• Your goal: Search the data for the string "time" and extract every line where it appears.

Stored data
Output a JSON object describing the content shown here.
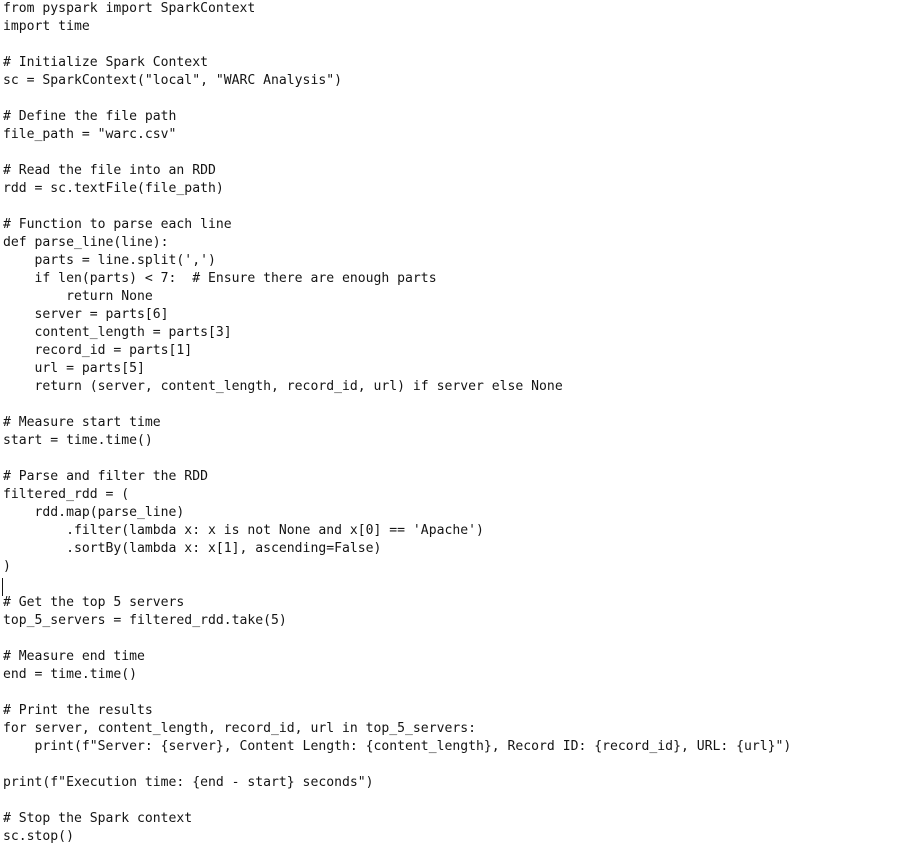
{
  "editor": {
    "language": "python",
    "background_color": "#ffffff",
    "text_color": "#141414",
    "caret": {
      "visible": true,
      "line_number": 33,
      "column": 0
    },
    "code_lines": [
      "from pyspark import SparkContext",
      "import time",
      "",
      "# Initialize Spark Context",
      "sc = SparkContext(\"local\", \"WARC Analysis\")",
      "",
      "# Define the file path",
      "file_path = \"warc.csv\"",
      "",
      "# Read the file into an RDD",
      "rdd = sc.textFile(file_path)",
      "",
      "# Function to parse each line",
      "def parse_line(line):",
      "    parts = line.split(',')",
      "    if len(parts) < 7:  # Ensure there are enough parts",
      "        return None",
      "    server = parts[6]",
      "    content_length = parts[3]",
      "    record_id = parts[1]",
      "    url = parts[5]",
      "    return (server, content_length, record_id, url) if server else None",
      "",
      "# Measure start time",
      "start = time.time()",
      "",
      "# Parse and filter the RDD",
      "filtered_rdd = (",
      "    rdd.map(parse_line)",
      "        .filter(lambda x: x is not None and x[0] == 'Apache')",
      "        .sortBy(lambda x: x[1], ascending=False)",
      ")",
      "",
      "# Get the top 5 servers",
      "top_5_servers = filtered_rdd.take(5)",
      "",
      "# Measure end time",
      "end = time.time()",
      "",
      "# Print the results",
      "for server, content_length, record_id, url in top_5_servers:",
      "    print(f\"Server: {server}, Content Length: {content_length}, Record ID: {record_id}, URL: {url}\")",
      "",
      "print(f\"Execution time: {end - start} seconds\")",
      "",
      "# Stop the Spark context",
      "sc.stop()"
    ]
  }
}
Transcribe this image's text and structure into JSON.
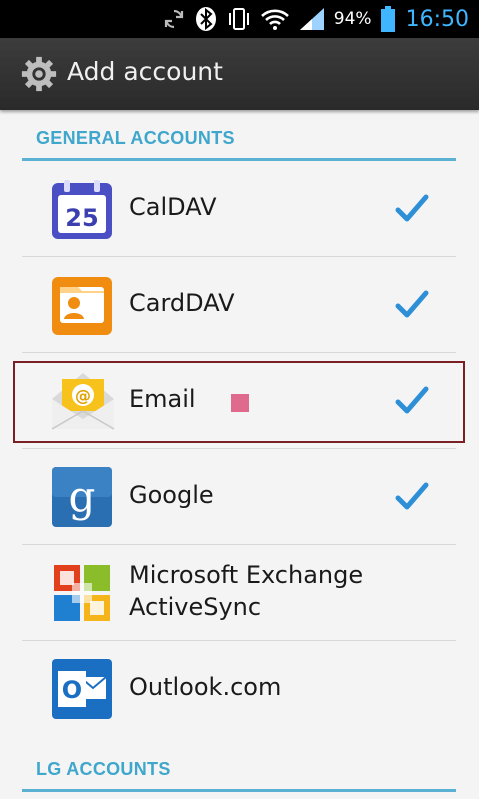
{
  "status_bar": {
    "battery_percent": "94%",
    "time": "16:50",
    "icons": [
      "sync-icon",
      "bluetooth-icon",
      "vibrate-icon",
      "wifi-icon",
      "signal-icon",
      "battery-icon"
    ]
  },
  "title_bar": {
    "title": "Add account",
    "icon": "settings-gear-icon"
  },
  "sections": [
    {
      "header": "GENERAL ACCOUNTS"
    },
    {
      "header": "LG ACCOUNTS"
    }
  ],
  "accounts": [
    {
      "label": "CalDAV",
      "checked": true,
      "icon": "calendar-icon",
      "calendar_day": "25"
    },
    {
      "label": "CardDAV",
      "checked": true,
      "icon": "contact-card-icon"
    },
    {
      "label": "Email",
      "checked": true,
      "icon": "email-envelope-icon",
      "highlighted": true
    },
    {
      "label": "Google",
      "checked": true,
      "icon": "google-icon",
      "icon_letter": "g"
    },
    {
      "label_line1": "Microsoft Exchange",
      "label_line2": "ActiveSync",
      "checked": false,
      "icon": "exchange-icon"
    },
    {
      "label": "Outlook.com",
      "checked": false,
      "icon": "outlook-icon",
      "icon_letter": "O"
    }
  ],
  "colors": {
    "accent": "#3fa6cc",
    "check": "#2f8fd6",
    "highlight_border": "#7a1f23",
    "time": "#3fb6ff"
  }
}
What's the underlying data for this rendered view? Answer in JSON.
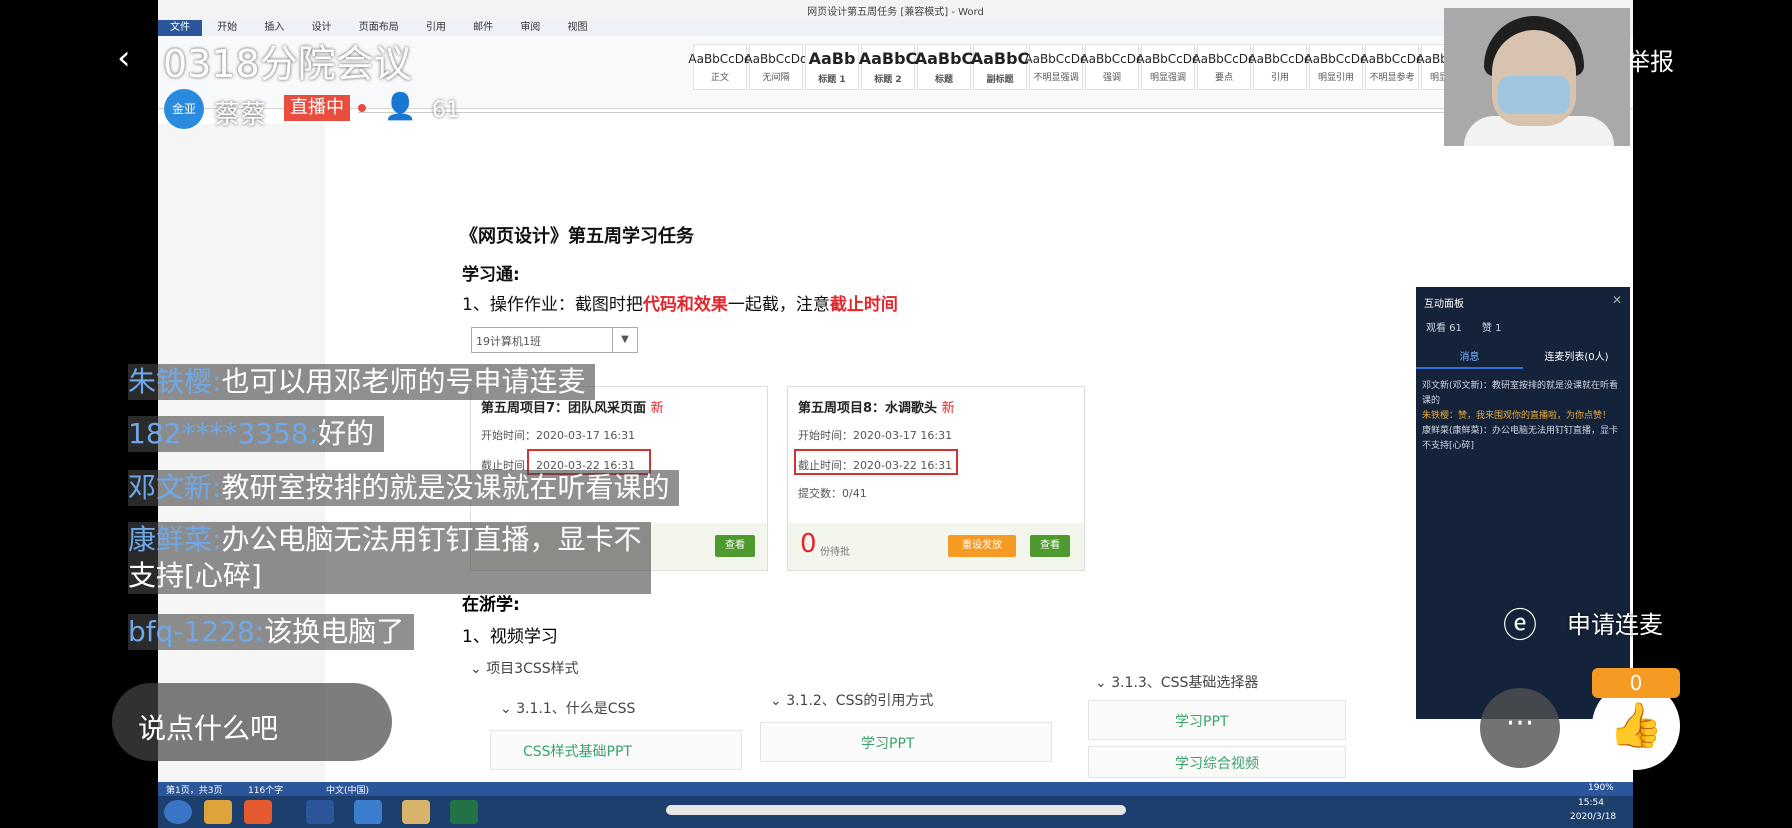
{
  "stream": {
    "title": "0318分院会议",
    "host": "蔡蔡",
    "avatar_text": "金亚",
    "live_badge": "直播中",
    "viewers": "61",
    "report_label": "举报",
    "input_placeholder": "说点什么吧",
    "request_mic_label": "申请连麦",
    "like_count": "0"
  },
  "word": {
    "window_title": "网页设计第五周任务 [兼容模式] - Word",
    "menus": [
      "文件",
      "开始",
      "插入",
      "设计",
      "页面布局",
      "引用",
      "邮件",
      "审阅",
      "视图"
    ],
    "styles": [
      {
        "sample": "AaBbCcDd",
        "name": "正文"
      },
      {
        "sample": "AaBbCcDd",
        "name": "无间隔"
      },
      {
        "sample": "AaBb",
        "name": "标题 1"
      },
      {
        "sample": "AaBbC",
        "name": "标题 2"
      },
      {
        "sample": "AaBbC",
        "name": "标题"
      },
      {
        "sample": "AaBbC",
        "name": "副标题"
      },
      {
        "sample": "AaBbCcDd",
        "name": "不明显强调"
      },
      {
        "sample": "AaBbCcDd",
        "name": "强调"
      },
      {
        "sample": "AaBbCcDd",
        "name": "明显强调"
      },
      {
        "sample": "AaBbCcDd",
        "name": "要点"
      },
      {
        "sample": "AaBbCcDd",
        "name": "引用"
      },
      {
        "sample": "AaBbCcDd",
        "name": "明显引用"
      },
      {
        "sample": "AaBbCcDd",
        "name": "不明显参考"
      },
      {
        "sample": "AaBbCcDd",
        "name": "明显参考"
      }
    ],
    "doc": {
      "heading": "《网页设计》第五周学习任务",
      "section1": "学习通:",
      "task_prefix": "1、操作作业：截图时把",
      "task_red1": "代码和效果",
      "task_mid": "一起截，注意",
      "task_red2": "截止时间",
      "class_select": "19计算机1班",
      "cards": [
        {
          "title": "第五周项目7：团队风采页面",
          "new": "新",
          "start": "开始时间：2020-03-17 16:31",
          "end": "截止时间：2020-03-22 16:31"
        },
        {
          "title": "第五周项目8：水调歌头",
          "new": "新",
          "start": "开始时间：2020-03-17 16:31",
          "end": "截止时间：2020-03-22 16:31",
          "submitted": "提交数：0/41",
          "pending_num": "0",
          "pending_label": "份待批",
          "republish": "重设发放",
          "view": "查看"
        }
      ],
      "section2": "在浙学:",
      "video": "1、视频学习",
      "tree_root": "项目3CSS样式",
      "tree_items": [
        "3.1.1、什么是CSS",
        "3.1.2、CSS的引用方式",
        "3.1.3、CSS基础选择器"
      ],
      "resources": [
        "CSS样式基础PPT",
        "学习PPT",
        "学习PPT",
        "学习综合视频"
      ]
    },
    "status": {
      "page": "第1页，共3页",
      "words": "116个字",
      "lang": "中文(中国)",
      "zoom": "190%",
      "time": "15:54",
      "date": "2020/3/18"
    }
  },
  "chat": [
    {
      "name": "朱铁樱:",
      "text": "也可以用邓老师的号申请连麦"
    },
    {
      "name": "182****3358:",
      "text": "好的"
    },
    {
      "name": "邓文新:",
      "text": "教研室按排的就是没课就在听看课的"
    },
    {
      "name": "康鲜菜:",
      "text": "办公电脑无法用钉钉直播，显卡不",
      "text2": "支持[心碎]"
    },
    {
      "name": "bfq-1228:",
      "text": "该换电脑了"
    }
  ],
  "panel": {
    "title": "互动面板",
    "viewers": "观看 61",
    "likes": "赞 1",
    "tab_chat": "消息",
    "tab_mic": "连麦列表(0人)",
    "messages": [
      "邓文新(邓文新)：教研室按排的就是没课就在听看课的",
      "朱铁樱：赞，我来围观你的直播啦，为你点赞！",
      "康鲜菜(康鲜菜)：办公电脑无法用钉钉直播，显卡不支持[心碎]"
    ]
  },
  "colors": {
    "accent": "#2b579a",
    "live": "#e84d3d",
    "like": "#f59a23",
    "green_btn": "#4f9a2f",
    "red_text": "#e3262b"
  }
}
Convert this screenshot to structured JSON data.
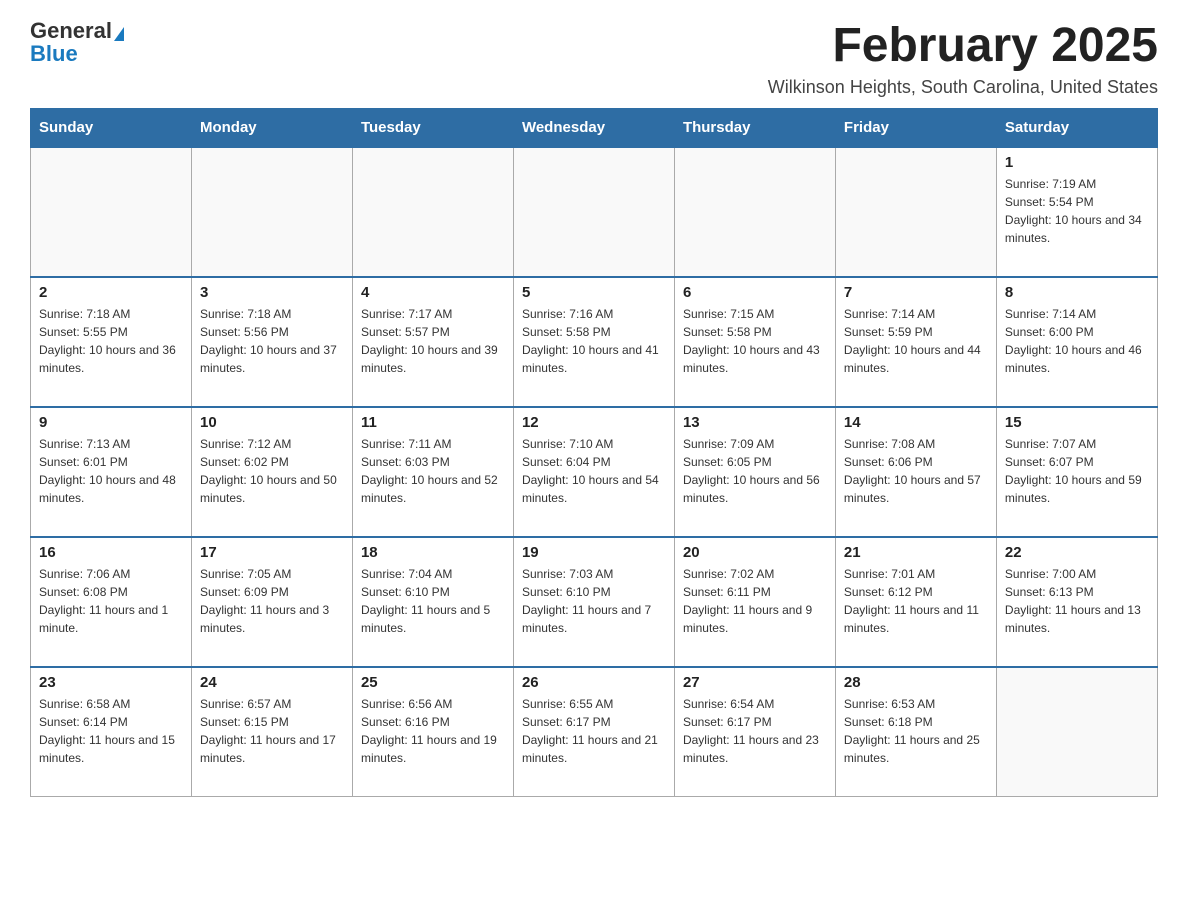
{
  "header": {
    "logo_general": "General",
    "logo_blue": "Blue",
    "month_title": "February 2025",
    "location": "Wilkinson Heights, South Carolina, United States"
  },
  "days_of_week": [
    "Sunday",
    "Monday",
    "Tuesday",
    "Wednesday",
    "Thursday",
    "Friday",
    "Saturday"
  ],
  "weeks": [
    [
      {
        "day": "",
        "info": ""
      },
      {
        "day": "",
        "info": ""
      },
      {
        "day": "",
        "info": ""
      },
      {
        "day": "",
        "info": ""
      },
      {
        "day": "",
        "info": ""
      },
      {
        "day": "",
        "info": ""
      },
      {
        "day": "1",
        "info": "Sunrise: 7:19 AM\nSunset: 5:54 PM\nDaylight: 10 hours and 34 minutes."
      }
    ],
    [
      {
        "day": "2",
        "info": "Sunrise: 7:18 AM\nSunset: 5:55 PM\nDaylight: 10 hours and 36 minutes."
      },
      {
        "day": "3",
        "info": "Sunrise: 7:18 AM\nSunset: 5:56 PM\nDaylight: 10 hours and 37 minutes."
      },
      {
        "day": "4",
        "info": "Sunrise: 7:17 AM\nSunset: 5:57 PM\nDaylight: 10 hours and 39 minutes."
      },
      {
        "day": "5",
        "info": "Sunrise: 7:16 AM\nSunset: 5:58 PM\nDaylight: 10 hours and 41 minutes."
      },
      {
        "day": "6",
        "info": "Sunrise: 7:15 AM\nSunset: 5:58 PM\nDaylight: 10 hours and 43 minutes."
      },
      {
        "day": "7",
        "info": "Sunrise: 7:14 AM\nSunset: 5:59 PM\nDaylight: 10 hours and 44 minutes."
      },
      {
        "day": "8",
        "info": "Sunrise: 7:14 AM\nSunset: 6:00 PM\nDaylight: 10 hours and 46 minutes."
      }
    ],
    [
      {
        "day": "9",
        "info": "Sunrise: 7:13 AM\nSunset: 6:01 PM\nDaylight: 10 hours and 48 minutes."
      },
      {
        "day": "10",
        "info": "Sunrise: 7:12 AM\nSunset: 6:02 PM\nDaylight: 10 hours and 50 minutes."
      },
      {
        "day": "11",
        "info": "Sunrise: 7:11 AM\nSunset: 6:03 PM\nDaylight: 10 hours and 52 minutes."
      },
      {
        "day": "12",
        "info": "Sunrise: 7:10 AM\nSunset: 6:04 PM\nDaylight: 10 hours and 54 minutes."
      },
      {
        "day": "13",
        "info": "Sunrise: 7:09 AM\nSunset: 6:05 PM\nDaylight: 10 hours and 56 minutes."
      },
      {
        "day": "14",
        "info": "Sunrise: 7:08 AM\nSunset: 6:06 PM\nDaylight: 10 hours and 57 minutes."
      },
      {
        "day": "15",
        "info": "Sunrise: 7:07 AM\nSunset: 6:07 PM\nDaylight: 10 hours and 59 minutes."
      }
    ],
    [
      {
        "day": "16",
        "info": "Sunrise: 7:06 AM\nSunset: 6:08 PM\nDaylight: 11 hours and 1 minute."
      },
      {
        "day": "17",
        "info": "Sunrise: 7:05 AM\nSunset: 6:09 PM\nDaylight: 11 hours and 3 minutes."
      },
      {
        "day": "18",
        "info": "Sunrise: 7:04 AM\nSunset: 6:10 PM\nDaylight: 11 hours and 5 minutes."
      },
      {
        "day": "19",
        "info": "Sunrise: 7:03 AM\nSunset: 6:10 PM\nDaylight: 11 hours and 7 minutes."
      },
      {
        "day": "20",
        "info": "Sunrise: 7:02 AM\nSunset: 6:11 PM\nDaylight: 11 hours and 9 minutes."
      },
      {
        "day": "21",
        "info": "Sunrise: 7:01 AM\nSunset: 6:12 PM\nDaylight: 11 hours and 11 minutes."
      },
      {
        "day": "22",
        "info": "Sunrise: 7:00 AM\nSunset: 6:13 PM\nDaylight: 11 hours and 13 minutes."
      }
    ],
    [
      {
        "day": "23",
        "info": "Sunrise: 6:58 AM\nSunset: 6:14 PM\nDaylight: 11 hours and 15 minutes."
      },
      {
        "day": "24",
        "info": "Sunrise: 6:57 AM\nSunset: 6:15 PM\nDaylight: 11 hours and 17 minutes."
      },
      {
        "day": "25",
        "info": "Sunrise: 6:56 AM\nSunset: 6:16 PM\nDaylight: 11 hours and 19 minutes."
      },
      {
        "day": "26",
        "info": "Sunrise: 6:55 AM\nSunset: 6:17 PM\nDaylight: 11 hours and 21 minutes."
      },
      {
        "day": "27",
        "info": "Sunrise: 6:54 AM\nSunset: 6:17 PM\nDaylight: 11 hours and 23 minutes."
      },
      {
        "day": "28",
        "info": "Sunrise: 6:53 AM\nSunset: 6:18 PM\nDaylight: 11 hours and 25 minutes."
      },
      {
        "day": "",
        "info": ""
      }
    ]
  ]
}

• Result of the exercise:
      "import time",
      "# Measure start time",
      "start = time.time()",
      "# Measure end time",
      "end = time.time()",
      "print(f\"Execution time: {end - start} seconds\")",
    "time": "16:50",
    "time": "#3fb6ff"
      "time": "15:54",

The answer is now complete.